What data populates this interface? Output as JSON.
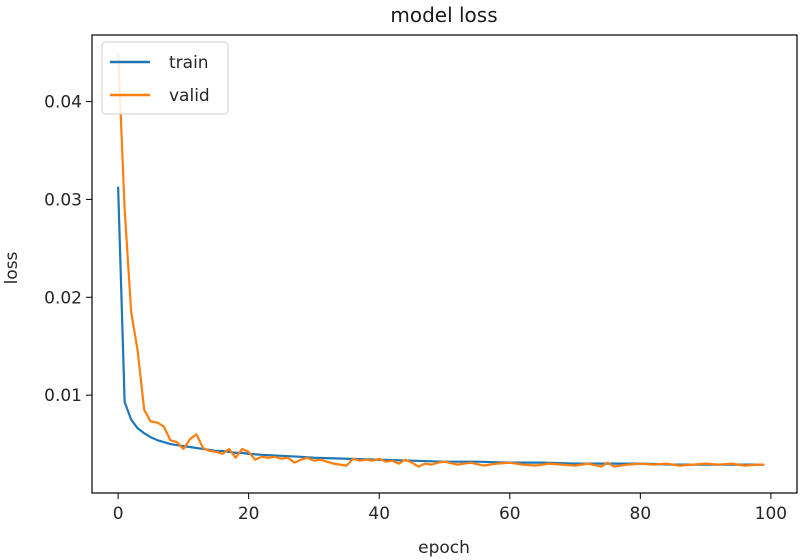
{
  "chart_data": {
    "type": "line",
    "title": "model loss",
    "xlabel": "epoch",
    "ylabel": "loss",
    "xlim": [
      -4,
      104
    ],
    "ylim": [
      0.0,
      0.0468
    ],
    "xticks": [
      0,
      20,
      40,
      60,
      80,
      100
    ],
    "xtick_labels": [
      "0",
      "20",
      "40",
      "60",
      "80",
      "100"
    ],
    "yticks": [
      0.01,
      0.02,
      0.03,
      0.04
    ],
    "ytick_labels": [
      "0.01",
      "0.02",
      "0.03",
      "0.04"
    ],
    "grid": false,
    "legend": "upper left",
    "series": [
      {
        "name": "train",
        "color": "#1f77b4",
        "x": [
          0,
          1,
          2,
          3,
          4,
          5,
          6,
          7,
          8,
          9,
          10,
          11,
          12,
          13,
          14,
          15,
          16,
          17,
          18,
          19,
          20,
          22,
          25,
          28,
          30,
          35,
          40,
          45,
          50,
          55,
          60,
          65,
          70,
          75,
          80,
          85,
          90,
          95,
          99
        ],
        "values": [
          0.0313,
          0.0093,
          0.0075,
          0.0066,
          0.0061,
          0.0057,
          0.0054,
          0.0052,
          0.005,
          0.0049,
          0.0048,
          0.0047,
          0.0046,
          0.0045,
          0.0044,
          0.0043,
          0.0043,
          0.0042,
          0.0041,
          0.0041,
          0.004,
          0.0039,
          0.0038,
          0.0037,
          0.0036,
          0.0035,
          0.0034,
          0.0033,
          0.0032,
          0.0032,
          0.0031,
          0.0031,
          0.003,
          0.003,
          0.003,
          0.0029,
          0.0029,
          0.0029,
          0.0029
        ]
      },
      {
        "name": "valid",
        "color": "#ff7f0e",
        "x": [
          0,
          1,
          2,
          3,
          4,
          5,
          6,
          7,
          8,
          9,
          10,
          11,
          12,
          13,
          14,
          15,
          16,
          17,
          18,
          19,
          20,
          21,
          22,
          23,
          24,
          25,
          26,
          27,
          28,
          29,
          30,
          31,
          32,
          33,
          34,
          35,
          36,
          37,
          38,
          39,
          40,
          41,
          42,
          43,
          44,
          45,
          46,
          47,
          48,
          49,
          50,
          52,
          54,
          56,
          58,
          60,
          62,
          64,
          66,
          68,
          70,
          72,
          74,
          75,
          76,
          78,
          80,
          82,
          84,
          86,
          88,
          90,
          92,
          94,
          96,
          98,
          99
        ],
        "values": [
          0.045,
          0.029,
          0.0185,
          0.0145,
          0.0085,
          0.0073,
          0.0072,
          0.0068,
          0.0054,
          0.0052,
          0.0045,
          0.0055,
          0.006,
          0.0046,
          0.0043,
          0.0042,
          0.004,
          0.0045,
          0.0036,
          0.0045,
          0.0042,
          0.0034,
          0.0037,
          0.0036,
          0.0037,
          0.0035,
          0.0036,
          0.0031,
          0.0034,
          0.0036,
          0.0033,
          0.0034,
          0.0032,
          0.003,
          0.0029,
          0.0028,
          0.0035,
          0.0033,
          0.0034,
          0.0033,
          0.0035,
          0.0032,
          0.0033,
          0.003,
          0.0034,
          0.0031,
          0.0027,
          0.003,
          0.0029,
          0.0031,
          0.0032,
          0.0029,
          0.0031,
          0.0028,
          0.003,
          0.0031,
          0.0029,
          0.0028,
          0.003,
          0.0029,
          0.0028,
          0.003,
          0.0027,
          0.0031,
          0.0027,
          0.0029,
          0.003,
          0.0029,
          0.003,
          0.0028,
          0.0029,
          0.003,
          0.0029,
          0.003,
          0.0028,
          0.0029,
          0.0029
        ]
      }
    ]
  }
}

Instructions for the task
Return all of the entries word for word, but omit the pictures.

Response to the task
What data populates this interface? Output as JSON.
{
  "chart_data": {
    "type": "line",
    "title": "model loss",
    "xlabel": "epoch",
    "ylabel": "loss",
    "xlim": [
      -4,
      104
    ],
    "ylim": [
      0.0,
      0.0468
    ],
    "xticks": [
      0,
      20,
      40,
      60,
      80,
      100
    ],
    "xtick_labels": [
      "0",
      "20",
      "40",
      "60",
      "80",
      "100"
    ],
    "yticks": [
      0.01,
      0.02,
      0.03,
      0.04
    ],
    "ytick_labels": [
      "0.01",
      "0.02",
      "0.03",
      "0.04"
    ],
    "grid": false,
    "legend": "upper left",
    "series": [
      {
        "name": "train",
        "color": "#1f77b4",
        "x": [
          0,
          1,
          2,
          3,
          4,
          5,
          6,
          7,
          8,
          9,
          10,
          11,
          12,
          13,
          14,
          15,
          16,
          17,
          18,
          19,
          20,
          22,
          25,
          28,
          30,
          35,
          40,
          45,
          50,
          55,
          60,
          65,
          70,
          75,
          80,
          85,
          90,
          95,
          99
        ],
        "values": [
          0.0313,
          0.0093,
          0.0075,
          0.0066,
          0.0061,
          0.0057,
          0.0054,
          0.0052,
          0.005,
          0.0049,
          0.0048,
          0.0047,
          0.0046,
          0.0045,
          0.0044,
          0.0043,
          0.0043,
          0.0042,
          0.0041,
          0.0041,
          0.004,
          0.0039,
          0.0038,
          0.0037,
          0.0036,
          0.0035,
          0.0034,
          0.0033,
          0.0032,
          0.0032,
          0.0031,
          0.0031,
          0.003,
          0.003,
          0.003,
          0.0029,
          0.0029,
          0.0029,
          0.0029
        ]
      },
      {
        "name": "valid",
        "color": "#ff7f0e",
        "x": [
          0,
          1,
          2,
          3,
          4,
          5,
          6,
          7,
          8,
          9,
          10,
          11,
          12,
          13,
          14,
          15,
          16,
          17,
          18,
          19,
          20,
          21,
          22,
          23,
          24,
          25,
          26,
          27,
          28,
          29,
          30,
          31,
          32,
          33,
          34,
          35,
          36,
          37,
          38,
          39,
          40,
          41,
          42,
          43,
          44,
          45,
          46,
          47,
          48,
          49,
          50,
          52,
          54,
          56,
          58,
          60,
          62,
          64,
          66,
          68,
          70,
          72,
          74,
          75,
          76,
          78,
          80,
          82,
          84,
          86,
          88,
          90,
          92,
          94,
          96,
          98,
          99
        ],
        "values": [
          0.045,
          0.029,
          0.0185,
          0.0145,
          0.0085,
          0.0073,
          0.0072,
          0.0068,
          0.0054,
          0.0052,
          0.0045,
          0.0055,
          0.006,
          0.0046,
          0.0043,
          0.0042,
          0.004,
          0.0045,
          0.0036,
          0.0045,
          0.0042,
          0.0034,
          0.0037,
          0.0036,
          0.0037,
          0.0035,
          0.0036,
          0.0031,
          0.0034,
          0.0036,
          0.0033,
          0.0034,
          0.0032,
          0.003,
          0.0029,
          0.0028,
          0.0035,
          0.0033,
          0.0034,
          0.0033,
          0.0035,
          0.0032,
          0.0033,
          0.003,
          0.0034,
          0.0031,
          0.0027,
          0.003,
          0.0029,
          0.0031,
          0.0032,
          0.0029,
          0.0031,
          0.0028,
          0.003,
          0.0031,
          0.0029,
          0.0028,
          0.003,
          0.0029,
          0.0028,
          0.003,
          0.0027,
          0.0031,
          0.0027,
          0.0029,
          0.003,
          0.0029,
          0.003,
          0.0028,
          0.0029,
          0.003,
          0.0029,
          0.003,
          0.0028,
          0.0029,
          0.0029
        ]
      }
    ]
  }
}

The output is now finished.